* Required task: Only the pictures are to be left out; set down the rest of the records exactly.

# start of Data for processing

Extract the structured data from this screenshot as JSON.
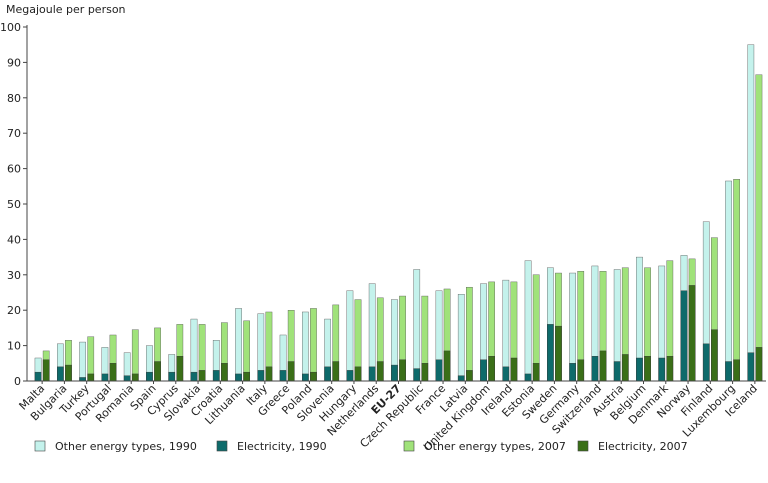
{
  "chart_data": {
    "type": "bar",
    "ylabel": "Megajoule per person",
    "ylim": [
      0,
      100
    ],
    "yticks": [
      0,
      10,
      20,
      30,
      40,
      50,
      60,
      70,
      80,
      90,
      100
    ],
    "grid": false,
    "legend_position": "bottom",
    "bold_categories": [
      "EU-27"
    ],
    "categories": [
      "Malta",
      "Bulgaria",
      "Turkey",
      "Portugal",
      "Romania",
      "Spain",
      "Cyprus",
      "Slovakia",
      "Croatia",
      "Lithuania",
      "Italy",
      "Greece",
      "Poland",
      "Slovenia",
      "Hungary",
      "Netherlands",
      "EU-27",
      "Czech Republic",
      "France",
      "Latvia",
      "United Kingdom",
      "Ireland",
      "Estonia",
      "Sweden",
      "Germany",
      "Switzerland",
      "Austria",
      "Belgium",
      "Denmark",
      "Norway",
      "Finland",
      "Luxembourg",
      "Iceland"
    ],
    "series": [
      {
        "name": "Other energy types, 1990",
        "year": "1990",
        "kind": "total",
        "color": "#c4f2ec",
        "values": [
          6.5,
          10.5,
          11,
          9.5,
          8,
          10,
          7.5,
          17.5,
          11.5,
          20.5,
          19,
          13,
          19.5,
          17.5,
          25.5,
          27.5,
          23,
          31.5,
          25.5,
          24.5,
          27.5,
          28.5,
          34,
          32,
          30.5,
          32.5,
          31.5,
          35,
          32.5,
          35.5,
          45,
          56.5,
          95
        ]
      },
      {
        "name": "Electricity, 1990",
        "year": "1990",
        "kind": "part",
        "color": "#0e6b6b",
        "values": [
          2.5,
          4,
          1,
          2,
          1.5,
          2.5,
          2.5,
          2.5,
          3,
          2,
          3,
          3,
          2,
          4,
          3,
          4,
          4.5,
          3.5,
          6,
          1.5,
          6,
          4,
          2,
          16,
          5,
          7,
          5.5,
          6.5,
          6.5,
          25.5,
          10.5,
          5.5,
          8
        ]
      },
      {
        "name": "Other energy types, 2007",
        "year": "2007",
        "kind": "total",
        "color": "#a0e27a",
        "values": [
          8.5,
          11.5,
          12.5,
          13,
          14.5,
          15,
          16,
          16,
          16.5,
          17,
          19.5,
          20,
          20.5,
          21.5,
          23,
          23.5,
          24,
          24,
          26,
          26.5,
          28,
          28,
          30,
          30.5,
          31,
          31,
          32,
          32,
          34,
          34.5,
          40.5,
          57,
          86.5
        ]
      },
      {
        "name": "Electricity, 2007",
        "year": "2007",
        "kind": "part",
        "color": "#3a6f18",
        "values": [
          6,
          4.5,
          2,
          5,
          2,
          5.5,
          7,
          3,
          5,
          2.5,
          4,
          5.5,
          2.5,
          5.5,
          4,
          5.5,
          6,
          5,
          8.5,
          3,
          7,
          6.5,
          5,
          15.5,
          6,
          8.5,
          7.5,
          7,
          7,
          27,
          14.5,
          6,
          9.5
        ]
      }
    ]
  }
}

# end of Data for processing

* Written response:
Extract the structured data from this screenshot as JSON.
{
  "chart_data": {
    "type": "bar",
    "ylabel": "Megajoule per person",
    "ylim": [
      0,
      100
    ],
    "yticks": [
      0,
      10,
      20,
      30,
      40,
      50,
      60,
      70,
      80,
      90,
      100
    ],
    "grid": false,
    "legend_position": "bottom",
    "bold_categories": [
      "EU-27"
    ],
    "categories": [
      "Malta",
      "Bulgaria",
      "Turkey",
      "Portugal",
      "Romania",
      "Spain",
      "Cyprus",
      "Slovakia",
      "Croatia",
      "Lithuania",
      "Italy",
      "Greece",
      "Poland",
      "Slovenia",
      "Hungary",
      "Netherlands",
      "EU-27",
      "Czech Republic",
      "France",
      "Latvia",
      "United Kingdom",
      "Ireland",
      "Estonia",
      "Sweden",
      "Germany",
      "Switzerland",
      "Austria",
      "Belgium",
      "Denmark",
      "Norway",
      "Finland",
      "Luxembourg",
      "Iceland"
    ],
    "series": [
      {
        "name": "Other energy types, 1990",
        "year": "1990",
        "kind": "total",
        "color": "#c4f2ec",
        "values": [
          6.5,
          10.5,
          11,
          9.5,
          8,
          10,
          7.5,
          17.5,
          11.5,
          20.5,
          19,
          13,
          19.5,
          17.5,
          25.5,
          27.5,
          23,
          31.5,
          25.5,
          24.5,
          27.5,
          28.5,
          34,
          32,
          30.5,
          32.5,
          31.5,
          35,
          32.5,
          35.5,
          45,
          56.5,
          95
        ]
      },
      {
        "name": "Electricity, 1990",
        "year": "1990",
        "kind": "part",
        "color": "#0e6b6b",
        "values": [
          2.5,
          4,
          1,
          2,
          1.5,
          2.5,
          2.5,
          2.5,
          3,
          2,
          3,
          3,
          2,
          4,
          3,
          4,
          4.5,
          3.5,
          6,
          1.5,
          6,
          4,
          2,
          16,
          5,
          7,
          5.5,
          6.5,
          6.5,
          25.5,
          10.5,
          5.5,
          8
        ]
      },
      {
        "name": "Other energy types, 2007",
        "year": "2007",
        "kind": "total",
        "color": "#a0e27a",
        "values": [
          8.5,
          11.5,
          12.5,
          13,
          14.5,
          15,
          16,
          16,
          16.5,
          17,
          19.5,
          20,
          20.5,
          21.5,
          23,
          23.5,
          24,
          24,
          26,
          26.5,
          28,
          28,
          30,
          30.5,
          31,
          31,
          32,
          32,
          34,
          34.5,
          40.5,
          57,
          86.5
        ]
      },
      {
        "name": "Electricity, 2007",
        "year": "2007",
        "kind": "part",
        "color": "#3a6f18",
        "values": [
          6,
          4.5,
          2,
          5,
          2,
          5.5,
          7,
          3,
          5,
          2.5,
          4,
          5.5,
          2.5,
          5.5,
          4,
          5.5,
          6,
          5,
          8.5,
          3,
          7,
          6.5,
          5,
          15.5,
          6,
          8.5,
          7.5,
          7,
          7,
          27,
          14.5,
          6,
          9.5
        ]
      }
    ]
  }
}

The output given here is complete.